SET EXERCISE >> From the entries below, gather every line containing the string "this".
--- RECORD EXCERPTS ---
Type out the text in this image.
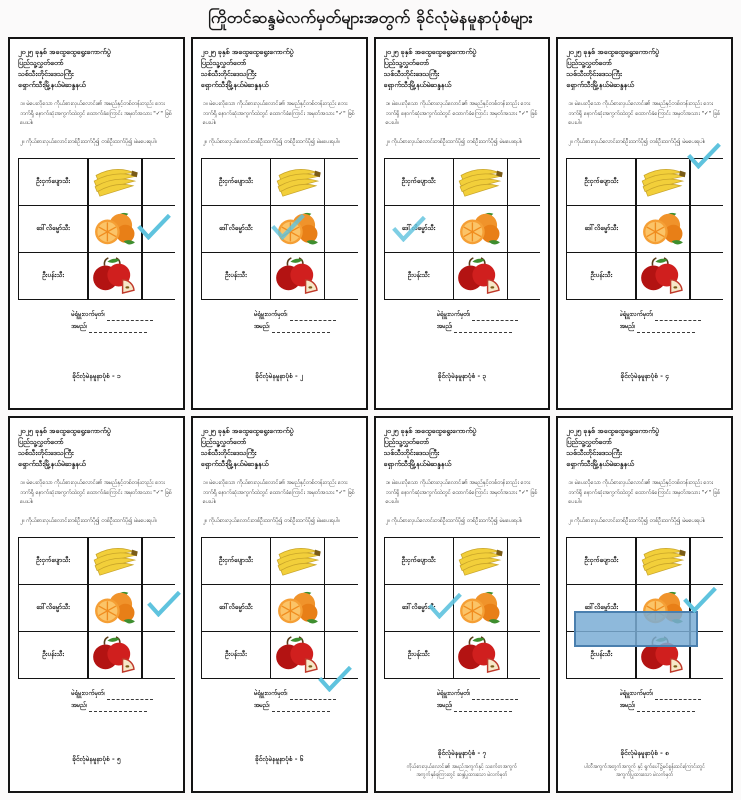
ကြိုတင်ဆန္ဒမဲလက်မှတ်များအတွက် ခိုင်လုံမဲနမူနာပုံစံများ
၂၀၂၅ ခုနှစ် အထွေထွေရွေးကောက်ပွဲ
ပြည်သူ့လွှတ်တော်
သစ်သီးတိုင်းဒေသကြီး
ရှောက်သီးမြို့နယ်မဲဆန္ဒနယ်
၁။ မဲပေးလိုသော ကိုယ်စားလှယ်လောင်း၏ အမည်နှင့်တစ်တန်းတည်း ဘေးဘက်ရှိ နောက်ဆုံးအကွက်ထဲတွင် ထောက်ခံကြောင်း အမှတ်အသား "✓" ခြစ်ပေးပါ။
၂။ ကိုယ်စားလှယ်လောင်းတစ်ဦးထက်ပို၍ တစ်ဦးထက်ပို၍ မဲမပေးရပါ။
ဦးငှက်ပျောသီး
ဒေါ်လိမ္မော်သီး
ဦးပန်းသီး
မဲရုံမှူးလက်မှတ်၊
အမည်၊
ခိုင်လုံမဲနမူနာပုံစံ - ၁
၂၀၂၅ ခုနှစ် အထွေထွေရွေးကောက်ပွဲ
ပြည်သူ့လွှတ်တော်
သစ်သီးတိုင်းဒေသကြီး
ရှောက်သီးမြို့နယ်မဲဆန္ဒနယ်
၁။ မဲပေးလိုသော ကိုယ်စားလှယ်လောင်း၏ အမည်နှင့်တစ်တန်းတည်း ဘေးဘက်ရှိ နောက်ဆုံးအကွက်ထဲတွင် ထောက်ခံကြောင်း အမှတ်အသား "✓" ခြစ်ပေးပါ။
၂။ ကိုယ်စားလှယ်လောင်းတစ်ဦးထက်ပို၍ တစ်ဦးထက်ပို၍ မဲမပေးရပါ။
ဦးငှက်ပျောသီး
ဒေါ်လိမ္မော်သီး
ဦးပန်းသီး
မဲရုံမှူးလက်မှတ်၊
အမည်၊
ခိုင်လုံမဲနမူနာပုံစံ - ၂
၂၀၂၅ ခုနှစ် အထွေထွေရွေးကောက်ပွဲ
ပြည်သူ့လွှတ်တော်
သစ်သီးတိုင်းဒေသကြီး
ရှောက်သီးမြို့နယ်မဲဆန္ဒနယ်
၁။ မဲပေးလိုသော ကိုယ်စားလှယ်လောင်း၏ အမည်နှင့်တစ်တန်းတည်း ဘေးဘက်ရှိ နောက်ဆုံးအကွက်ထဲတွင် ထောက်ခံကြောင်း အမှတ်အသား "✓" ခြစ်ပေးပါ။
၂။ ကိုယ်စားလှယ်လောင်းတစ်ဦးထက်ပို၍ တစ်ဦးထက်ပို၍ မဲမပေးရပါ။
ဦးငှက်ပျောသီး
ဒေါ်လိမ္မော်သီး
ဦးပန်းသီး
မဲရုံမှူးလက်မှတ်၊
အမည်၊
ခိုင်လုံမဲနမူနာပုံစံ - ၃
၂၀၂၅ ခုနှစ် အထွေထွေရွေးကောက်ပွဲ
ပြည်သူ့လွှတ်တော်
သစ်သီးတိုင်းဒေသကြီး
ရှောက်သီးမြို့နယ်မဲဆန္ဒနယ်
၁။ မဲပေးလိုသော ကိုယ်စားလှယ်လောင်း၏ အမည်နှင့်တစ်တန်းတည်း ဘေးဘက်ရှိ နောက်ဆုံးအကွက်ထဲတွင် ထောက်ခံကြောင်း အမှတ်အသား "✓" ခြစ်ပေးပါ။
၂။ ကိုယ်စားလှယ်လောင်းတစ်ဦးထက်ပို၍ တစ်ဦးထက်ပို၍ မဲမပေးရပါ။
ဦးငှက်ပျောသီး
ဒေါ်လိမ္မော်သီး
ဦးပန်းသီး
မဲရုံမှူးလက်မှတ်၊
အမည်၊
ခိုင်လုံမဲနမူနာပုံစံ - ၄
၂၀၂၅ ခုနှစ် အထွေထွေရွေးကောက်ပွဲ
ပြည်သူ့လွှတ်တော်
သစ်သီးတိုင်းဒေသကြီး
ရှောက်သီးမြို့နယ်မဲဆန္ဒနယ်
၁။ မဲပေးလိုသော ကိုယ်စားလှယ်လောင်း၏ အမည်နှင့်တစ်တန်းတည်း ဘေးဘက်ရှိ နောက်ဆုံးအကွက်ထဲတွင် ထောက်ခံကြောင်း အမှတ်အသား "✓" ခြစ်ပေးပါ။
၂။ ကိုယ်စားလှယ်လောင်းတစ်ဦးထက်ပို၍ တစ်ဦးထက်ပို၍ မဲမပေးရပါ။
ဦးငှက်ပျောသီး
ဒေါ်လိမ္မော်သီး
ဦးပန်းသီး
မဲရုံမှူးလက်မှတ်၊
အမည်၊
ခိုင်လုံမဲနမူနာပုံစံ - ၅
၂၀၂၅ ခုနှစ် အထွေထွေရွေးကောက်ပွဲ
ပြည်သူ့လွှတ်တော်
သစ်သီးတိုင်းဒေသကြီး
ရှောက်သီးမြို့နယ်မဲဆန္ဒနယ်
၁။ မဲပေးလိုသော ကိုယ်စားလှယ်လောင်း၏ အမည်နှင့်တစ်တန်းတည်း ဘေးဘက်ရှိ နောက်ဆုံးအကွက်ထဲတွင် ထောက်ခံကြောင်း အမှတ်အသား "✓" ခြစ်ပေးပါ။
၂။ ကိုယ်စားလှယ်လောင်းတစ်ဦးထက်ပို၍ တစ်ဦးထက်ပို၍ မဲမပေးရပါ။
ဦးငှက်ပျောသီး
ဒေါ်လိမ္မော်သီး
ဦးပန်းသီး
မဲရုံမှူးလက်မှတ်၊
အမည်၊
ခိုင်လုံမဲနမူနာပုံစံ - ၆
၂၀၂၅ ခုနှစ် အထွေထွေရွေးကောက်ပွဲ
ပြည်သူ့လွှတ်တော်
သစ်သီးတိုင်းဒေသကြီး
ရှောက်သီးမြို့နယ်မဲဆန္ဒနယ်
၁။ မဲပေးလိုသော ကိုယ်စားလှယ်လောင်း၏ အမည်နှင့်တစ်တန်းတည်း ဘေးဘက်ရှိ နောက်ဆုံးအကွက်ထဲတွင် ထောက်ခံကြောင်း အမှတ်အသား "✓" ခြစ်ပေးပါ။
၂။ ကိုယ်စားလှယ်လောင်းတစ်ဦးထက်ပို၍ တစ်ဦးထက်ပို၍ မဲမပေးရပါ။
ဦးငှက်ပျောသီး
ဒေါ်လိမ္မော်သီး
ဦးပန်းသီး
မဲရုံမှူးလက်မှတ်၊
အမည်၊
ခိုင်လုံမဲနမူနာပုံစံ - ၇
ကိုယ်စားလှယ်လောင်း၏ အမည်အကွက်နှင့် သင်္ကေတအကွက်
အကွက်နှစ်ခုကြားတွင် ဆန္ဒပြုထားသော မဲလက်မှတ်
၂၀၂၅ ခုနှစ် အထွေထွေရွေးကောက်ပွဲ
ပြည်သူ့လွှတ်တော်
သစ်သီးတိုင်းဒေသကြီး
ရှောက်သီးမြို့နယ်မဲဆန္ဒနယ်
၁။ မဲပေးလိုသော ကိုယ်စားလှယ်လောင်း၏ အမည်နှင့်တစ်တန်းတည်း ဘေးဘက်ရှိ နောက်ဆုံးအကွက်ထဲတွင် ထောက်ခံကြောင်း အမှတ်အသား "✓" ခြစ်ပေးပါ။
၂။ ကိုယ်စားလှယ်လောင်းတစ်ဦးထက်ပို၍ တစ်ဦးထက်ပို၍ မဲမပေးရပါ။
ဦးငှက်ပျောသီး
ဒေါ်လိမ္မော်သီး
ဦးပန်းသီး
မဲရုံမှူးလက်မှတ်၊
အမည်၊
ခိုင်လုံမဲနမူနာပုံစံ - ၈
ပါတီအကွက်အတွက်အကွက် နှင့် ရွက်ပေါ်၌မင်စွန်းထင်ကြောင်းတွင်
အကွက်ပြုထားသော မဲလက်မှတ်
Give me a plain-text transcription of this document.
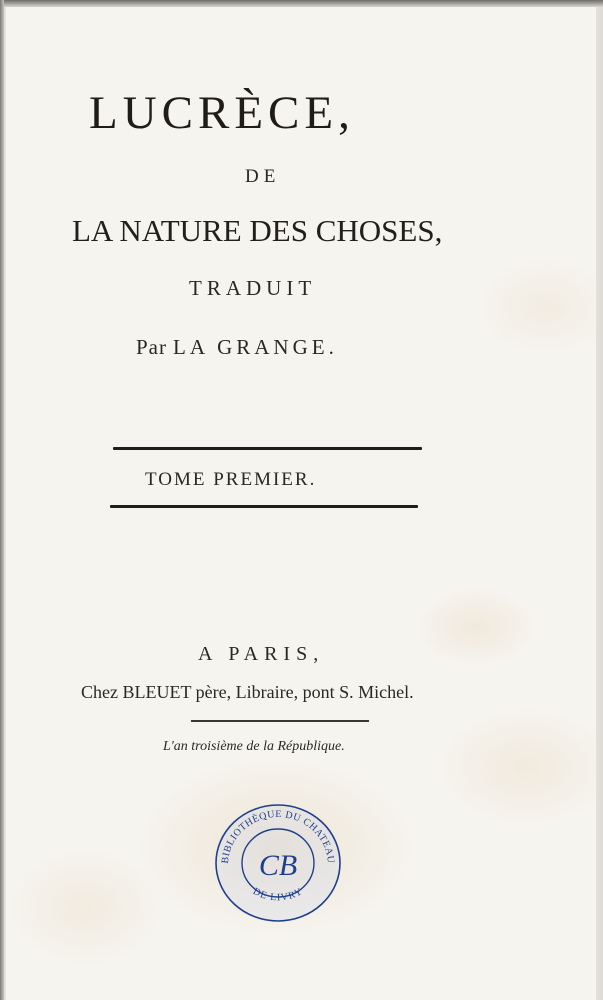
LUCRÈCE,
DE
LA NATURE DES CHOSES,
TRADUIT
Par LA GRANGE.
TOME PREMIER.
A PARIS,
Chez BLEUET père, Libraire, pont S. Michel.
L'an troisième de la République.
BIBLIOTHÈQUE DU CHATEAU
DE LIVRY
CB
---
RESPONSE TO THE TASK >>
Type out the text in this image.
Give me a plain-text transcription of this document.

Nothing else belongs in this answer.